Dataset entries on figures:

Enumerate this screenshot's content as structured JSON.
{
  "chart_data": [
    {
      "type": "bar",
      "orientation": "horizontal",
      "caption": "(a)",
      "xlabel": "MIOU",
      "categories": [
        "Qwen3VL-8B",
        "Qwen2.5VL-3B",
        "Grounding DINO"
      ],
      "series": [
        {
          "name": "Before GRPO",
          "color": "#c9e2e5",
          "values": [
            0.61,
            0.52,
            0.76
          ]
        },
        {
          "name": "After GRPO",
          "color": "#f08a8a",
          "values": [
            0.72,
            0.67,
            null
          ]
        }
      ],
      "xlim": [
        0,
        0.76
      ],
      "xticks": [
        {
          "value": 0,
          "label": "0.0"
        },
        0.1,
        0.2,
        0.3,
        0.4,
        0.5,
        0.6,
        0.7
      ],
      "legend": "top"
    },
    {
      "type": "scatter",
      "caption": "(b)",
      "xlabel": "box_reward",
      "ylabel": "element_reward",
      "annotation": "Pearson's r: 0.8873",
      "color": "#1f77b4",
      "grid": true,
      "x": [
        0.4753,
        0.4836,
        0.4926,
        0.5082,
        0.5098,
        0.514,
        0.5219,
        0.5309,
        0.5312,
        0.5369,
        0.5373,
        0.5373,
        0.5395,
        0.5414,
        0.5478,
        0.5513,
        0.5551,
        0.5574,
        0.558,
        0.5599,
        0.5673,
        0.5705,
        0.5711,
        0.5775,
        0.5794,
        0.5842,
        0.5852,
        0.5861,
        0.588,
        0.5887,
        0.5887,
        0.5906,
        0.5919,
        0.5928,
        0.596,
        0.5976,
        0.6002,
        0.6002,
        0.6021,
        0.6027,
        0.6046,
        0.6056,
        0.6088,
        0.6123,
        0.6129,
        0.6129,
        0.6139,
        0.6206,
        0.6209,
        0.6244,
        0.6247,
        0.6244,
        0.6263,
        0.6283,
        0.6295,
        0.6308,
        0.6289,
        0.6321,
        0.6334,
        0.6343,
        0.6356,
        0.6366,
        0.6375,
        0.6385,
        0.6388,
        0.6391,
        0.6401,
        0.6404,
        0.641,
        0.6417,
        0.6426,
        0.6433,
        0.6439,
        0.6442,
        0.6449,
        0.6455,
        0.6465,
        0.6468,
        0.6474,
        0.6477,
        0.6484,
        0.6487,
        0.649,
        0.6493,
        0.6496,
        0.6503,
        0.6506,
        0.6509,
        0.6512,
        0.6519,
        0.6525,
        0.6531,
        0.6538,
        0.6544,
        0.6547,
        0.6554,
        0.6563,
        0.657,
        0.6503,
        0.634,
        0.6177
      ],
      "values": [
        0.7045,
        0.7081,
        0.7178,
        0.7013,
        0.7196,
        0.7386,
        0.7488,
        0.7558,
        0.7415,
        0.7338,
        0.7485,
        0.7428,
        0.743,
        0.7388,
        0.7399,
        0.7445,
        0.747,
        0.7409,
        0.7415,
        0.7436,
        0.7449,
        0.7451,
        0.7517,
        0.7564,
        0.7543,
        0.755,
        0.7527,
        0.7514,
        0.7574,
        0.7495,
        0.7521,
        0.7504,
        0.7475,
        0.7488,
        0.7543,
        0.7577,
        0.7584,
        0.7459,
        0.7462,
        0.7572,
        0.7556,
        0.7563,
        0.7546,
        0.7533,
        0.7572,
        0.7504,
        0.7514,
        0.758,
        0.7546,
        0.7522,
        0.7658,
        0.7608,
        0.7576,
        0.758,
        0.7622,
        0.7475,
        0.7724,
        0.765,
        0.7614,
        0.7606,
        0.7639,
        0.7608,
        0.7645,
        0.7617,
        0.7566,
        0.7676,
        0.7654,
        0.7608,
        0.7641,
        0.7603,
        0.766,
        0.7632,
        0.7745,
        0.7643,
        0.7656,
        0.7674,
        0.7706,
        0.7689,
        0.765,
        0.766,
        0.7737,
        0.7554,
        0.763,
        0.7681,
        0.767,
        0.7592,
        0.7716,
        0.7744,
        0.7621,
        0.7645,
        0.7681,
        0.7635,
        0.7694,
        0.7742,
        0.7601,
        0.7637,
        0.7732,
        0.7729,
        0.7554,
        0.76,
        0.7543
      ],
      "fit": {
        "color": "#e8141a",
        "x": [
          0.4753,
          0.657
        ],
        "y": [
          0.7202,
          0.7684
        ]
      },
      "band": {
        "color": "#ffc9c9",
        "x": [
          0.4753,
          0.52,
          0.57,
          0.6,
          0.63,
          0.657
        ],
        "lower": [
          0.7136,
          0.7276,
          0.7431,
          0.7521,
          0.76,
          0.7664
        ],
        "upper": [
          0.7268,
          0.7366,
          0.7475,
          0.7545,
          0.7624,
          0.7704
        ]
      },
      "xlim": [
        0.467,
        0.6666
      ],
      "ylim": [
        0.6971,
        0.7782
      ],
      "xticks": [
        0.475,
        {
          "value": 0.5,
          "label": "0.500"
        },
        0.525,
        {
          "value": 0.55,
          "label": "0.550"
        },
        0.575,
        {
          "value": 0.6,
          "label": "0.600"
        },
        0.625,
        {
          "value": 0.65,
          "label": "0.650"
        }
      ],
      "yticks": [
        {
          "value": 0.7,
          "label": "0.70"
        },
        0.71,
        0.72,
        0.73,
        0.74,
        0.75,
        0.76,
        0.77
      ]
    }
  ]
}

Task requirements:
Restate the data above word for word, please.

Written solution:
Enumerate this screenshot's content as structured JSON.
{
  "chart_data": [
    {
      "type": "bar",
      "orientation": "horizontal",
      "caption": "(a)",
      "xlabel": "MIOU",
      "categories": [
        "Qwen3VL-8B",
        "Qwen2.5VL-3B",
        "Grounding DINO"
      ],
      "series": [
        {
          "name": "Before GRPO",
          "color": "#c9e2e5",
          "values": [
            0.61,
            0.52,
            0.76
          ]
        },
        {
          "name": "After GRPO",
          "color": "#f08a8a",
          "values": [
            0.72,
            0.67,
            null
          ]
        }
      ],
      "xlim": [
        0,
        0.76
      ],
      "xticks": [
        {
          "value": 0,
          "label": "0.0"
        },
        0.1,
        0.2,
        0.3,
        0.4,
        0.5,
        0.6,
        0.7
      ],
      "legend": "top"
    },
    {
      "type": "scatter",
      "caption": "(b)",
      "xlabel": "box_reward",
      "ylabel": "element_reward",
      "annotation": "Pearson's r: 0.8873",
      "color": "#1f77b4",
      "grid": true,
      "x": [
        0.4753,
        0.4836,
        0.4926,
        0.5082,
        0.5098,
        0.514,
        0.5219,
        0.5309,
        0.5312,
        0.5369,
        0.5373,
        0.5373,
        0.5395,
        0.5414,
        0.5478,
        0.5513,
        0.5551,
        0.5574,
        0.558,
        0.5599,
        0.5673,
        0.5705,
        0.5711,
        0.5775,
        0.5794,
        0.5842,
        0.5852,
        0.5861,
        0.588,
        0.5887,
        0.5887,
        0.5906,
        0.5919,
        0.5928,
        0.596,
        0.5976,
        0.6002,
        0.6002,
        0.6021,
        0.6027,
        0.6046,
        0.6056,
        0.6088,
        0.6123,
        0.6129,
        0.6129,
        0.6139,
        0.6206,
        0.6209,
        0.6244,
        0.6247,
        0.6244,
        0.6263,
        0.6283,
        0.6295,
        0.6308,
        0.6289,
        0.6321,
        0.6334,
        0.6343,
        0.6356,
        0.6366,
        0.6375,
        0.6385,
        0.6388,
        0.6391,
        0.6401,
        0.6404,
        0.641,
        0.6417,
        0.6426,
        0.6433,
        0.6439,
        0.6442,
        0.6449,
        0.6455,
        0.6465,
        0.6468,
        0.6474,
        0.6477,
        0.6484,
        0.6487,
        0.649,
        0.6493,
        0.6496,
        0.6503,
        0.6506,
        0.6509,
        0.6512,
        0.6519,
        0.6525,
        0.6531,
        0.6538,
        0.6544,
        0.6547,
        0.6554,
        0.6563,
        0.657,
        0.6503,
        0.634,
        0.6177
      ],
      "values": [
        0.7045,
        0.7081,
        0.7178,
        0.7013,
        0.7196,
        0.7386,
        0.7488,
        0.7558,
        0.7415,
        0.7338,
        0.7485,
        0.7428,
        0.743,
        0.7388,
        0.7399,
        0.7445,
        0.747,
        0.7409,
        0.7415,
        0.7436,
        0.7449,
        0.7451,
        0.7517,
        0.7564,
        0.7543,
        0.755,
        0.7527,
        0.7514,
        0.7574,
        0.7495,
        0.7521,
        0.7504,
        0.7475,
        0.7488,
        0.7543,
        0.7577,
        0.7584,
        0.7459,
        0.7462,
        0.7572,
        0.7556,
        0.7563,
        0.7546,
        0.7533,
        0.7572,
        0.7504,
        0.7514,
        0.758,
        0.7546,
        0.7522,
        0.7658,
        0.7608,
        0.7576,
        0.758,
        0.7622,
        0.7475,
        0.7724,
        0.765,
        0.7614,
        0.7606,
        0.7639,
        0.7608,
        0.7645,
        0.7617,
        0.7566,
        0.7676,
        0.7654,
        0.7608,
        0.7641,
        0.7603,
        0.766,
        0.7632,
        0.7745,
        0.7643,
        0.7656,
        0.7674,
        0.7706,
        0.7689,
        0.765,
        0.766,
        0.7737,
        0.7554,
        0.763,
        0.7681,
        0.767,
        0.7592,
        0.7716,
        0.7744,
        0.7621,
        0.7645,
        0.7681,
        0.7635,
        0.7694,
        0.7742,
        0.7601,
        0.7637,
        0.7732,
        0.7729,
        0.7554,
        0.76,
        0.7543
      ],
      "fit": {
        "color": "#e8141a",
        "x": [
          0.4753,
          0.657
        ],
        "y": [
          0.7202,
          0.7684
        ]
      },
      "band": {
        "color": "#ffc9c9",
        "x": [
          0.4753,
          0.52,
          0.57,
          0.6,
          0.63,
          0.657
        ],
        "lower": [
          0.7136,
          0.7276,
          0.7431,
          0.7521,
          0.76,
          0.7664
        ],
        "upper": [
          0.7268,
          0.7366,
          0.7475,
          0.7545,
          0.7624,
          0.7704
        ]
      },
      "xlim": [
        0.467,
        0.6666
      ],
      "ylim": [
        0.6971,
        0.7782
      ],
      "xticks": [
        0.475,
        {
          "value": 0.5,
          "label": "0.500"
        },
        0.525,
        {
          "value": 0.55,
          "label": "0.550"
        },
        0.575,
        {
          "value": 0.6,
          "label": "0.600"
        },
        0.625,
        {
          "value": 0.65,
          "label": "0.650"
        }
      ],
      "yticks": [
        {
          "value": 0.7,
          "label": "0.70"
        },
        0.71,
        0.72,
        0.73,
        0.74,
        0.75,
        0.76,
        0.77
      ]
    }
  ]
}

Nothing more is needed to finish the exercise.